→ WHAT TO DO: Send back all the data below, exactly as given.

→ DATA ROWS:
----

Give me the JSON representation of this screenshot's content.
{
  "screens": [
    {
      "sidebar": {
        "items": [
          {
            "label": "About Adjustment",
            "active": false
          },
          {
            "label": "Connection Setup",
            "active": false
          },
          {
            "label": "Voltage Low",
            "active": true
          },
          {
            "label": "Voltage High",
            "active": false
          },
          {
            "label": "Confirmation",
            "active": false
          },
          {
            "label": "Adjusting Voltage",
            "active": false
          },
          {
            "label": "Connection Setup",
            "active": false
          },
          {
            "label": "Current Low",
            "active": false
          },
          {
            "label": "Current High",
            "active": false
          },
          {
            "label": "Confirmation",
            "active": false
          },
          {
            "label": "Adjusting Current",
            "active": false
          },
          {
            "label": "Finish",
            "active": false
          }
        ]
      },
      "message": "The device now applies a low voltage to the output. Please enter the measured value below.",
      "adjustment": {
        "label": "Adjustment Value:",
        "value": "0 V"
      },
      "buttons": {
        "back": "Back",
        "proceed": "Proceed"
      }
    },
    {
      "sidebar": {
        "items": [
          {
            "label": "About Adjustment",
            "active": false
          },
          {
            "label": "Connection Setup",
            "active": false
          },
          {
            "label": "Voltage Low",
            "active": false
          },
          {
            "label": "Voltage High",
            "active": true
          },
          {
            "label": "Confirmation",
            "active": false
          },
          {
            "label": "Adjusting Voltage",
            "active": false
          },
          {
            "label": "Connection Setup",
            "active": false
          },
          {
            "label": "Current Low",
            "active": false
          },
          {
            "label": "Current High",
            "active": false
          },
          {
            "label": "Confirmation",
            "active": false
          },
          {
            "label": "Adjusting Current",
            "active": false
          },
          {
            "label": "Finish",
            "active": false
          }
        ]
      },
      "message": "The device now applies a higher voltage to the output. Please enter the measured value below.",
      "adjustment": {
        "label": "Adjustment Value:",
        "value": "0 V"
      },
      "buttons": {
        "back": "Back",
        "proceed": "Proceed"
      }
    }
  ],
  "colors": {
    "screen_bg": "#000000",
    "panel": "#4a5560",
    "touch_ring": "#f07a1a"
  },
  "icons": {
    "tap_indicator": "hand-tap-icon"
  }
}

----

→ RESPONSE TO THIS EXERCISE:
Give me the JSON representation of this screenshot's content.
{
  "screens": [
    {
      "sidebar": {
        "items": [
          {
            "label": "About Adjustment",
            "active": false
          },
          {
            "label": "Connection Setup",
            "active": false
          },
          {
            "label": "Voltage Low",
            "active": true
          },
          {
            "label": "Voltage High",
            "active": false
          },
          {
            "label": "Confirmation",
            "active": false
          },
          {
            "label": "Adjusting Voltage",
            "active": false
          },
          {
            "label": "Connection Setup",
            "active": false
          },
          {
            "label": "Current Low",
            "active": false
          },
          {
            "label": "Current High",
            "active": false
          },
          {
            "label": "Confirmation",
            "active": false
          },
          {
            "label": "Adjusting Current",
            "active": false
          },
          {
            "label": "Finish",
            "active": false
          }
        ]
      },
      "message": "The device now applies a low voltage to the output. Please enter the measured value below.",
      "adjustment": {
        "label": "Adjustment Value:",
        "value": "0 V"
      },
      "buttons": {
        "back": "Back",
        "proceed": "Proceed"
      }
    },
    {
      "sidebar": {
        "items": [
          {
            "label": "About Adjustment",
            "active": false
          },
          {
            "label": "Connection Setup",
            "active": false
          },
          {
            "label": "Voltage Low",
            "active": false
          },
          {
            "label": "Voltage High",
            "active": true
          },
          {
            "label": "Confirmation",
            "active": false
          },
          {
            "label": "Adjusting Voltage",
            "active": false
          },
          {
            "label": "Connection Setup",
            "active": false
          },
          {
            "label": "Current Low",
            "active": false
          },
          {
            "label": "Current High",
            "active": false
          },
          {
            "label": "Confirmation",
            "active": false
          },
          {
            "label": "Adjusting Current",
            "active": false
          },
          {
            "label": "Finish",
            "active": false
          }
        ]
      },
      "message": "The device now applies a higher voltage to the output. Please enter the measured value below.",
      "adjustment": {
        "label": "Adjustment Value:",
        "value": "0 V"
      },
      "buttons": {
        "back": "Back",
        "proceed": "Proceed"
      }
    }
  ],
  "colors": {
    "screen_bg": "#000000",
    "panel": "#4a5560",
    "touch_ring": "#f07a1a"
  },
  "icons": {
    "tap_indicator": "hand-tap-icon"
  }
}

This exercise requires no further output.